# [Instructions for the task]
Look for "function" in the listing below. Gather each line that contains it.

------------------------------------

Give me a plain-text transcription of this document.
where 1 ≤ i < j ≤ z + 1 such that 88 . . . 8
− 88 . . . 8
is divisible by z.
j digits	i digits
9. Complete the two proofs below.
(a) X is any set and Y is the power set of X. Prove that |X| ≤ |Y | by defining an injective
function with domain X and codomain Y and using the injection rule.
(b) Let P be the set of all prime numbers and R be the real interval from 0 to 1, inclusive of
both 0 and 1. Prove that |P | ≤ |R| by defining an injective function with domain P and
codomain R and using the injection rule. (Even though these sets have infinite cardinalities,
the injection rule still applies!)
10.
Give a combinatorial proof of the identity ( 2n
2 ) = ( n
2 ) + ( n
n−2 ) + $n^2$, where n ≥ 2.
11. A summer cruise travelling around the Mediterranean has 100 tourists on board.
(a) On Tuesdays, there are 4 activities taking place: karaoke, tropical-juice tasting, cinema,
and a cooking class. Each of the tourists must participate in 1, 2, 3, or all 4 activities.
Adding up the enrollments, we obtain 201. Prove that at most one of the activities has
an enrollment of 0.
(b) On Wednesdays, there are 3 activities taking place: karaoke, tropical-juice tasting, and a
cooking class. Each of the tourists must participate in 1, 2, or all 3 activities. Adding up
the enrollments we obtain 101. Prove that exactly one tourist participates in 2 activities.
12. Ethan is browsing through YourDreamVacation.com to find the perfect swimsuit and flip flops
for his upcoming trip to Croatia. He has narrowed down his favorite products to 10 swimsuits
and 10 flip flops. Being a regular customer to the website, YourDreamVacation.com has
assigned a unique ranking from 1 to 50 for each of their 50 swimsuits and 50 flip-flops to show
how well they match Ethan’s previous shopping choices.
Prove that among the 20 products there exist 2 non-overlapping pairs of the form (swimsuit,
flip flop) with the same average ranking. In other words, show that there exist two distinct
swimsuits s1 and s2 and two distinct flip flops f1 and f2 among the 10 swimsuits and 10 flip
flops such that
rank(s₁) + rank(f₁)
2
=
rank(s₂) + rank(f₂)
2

------------------------------------

# [Problem solution]
function with domain X and codomain Y and using the injection rule.
both 0 and 1. Prove that |P | ≤ |R| by defining an injective function with domain P and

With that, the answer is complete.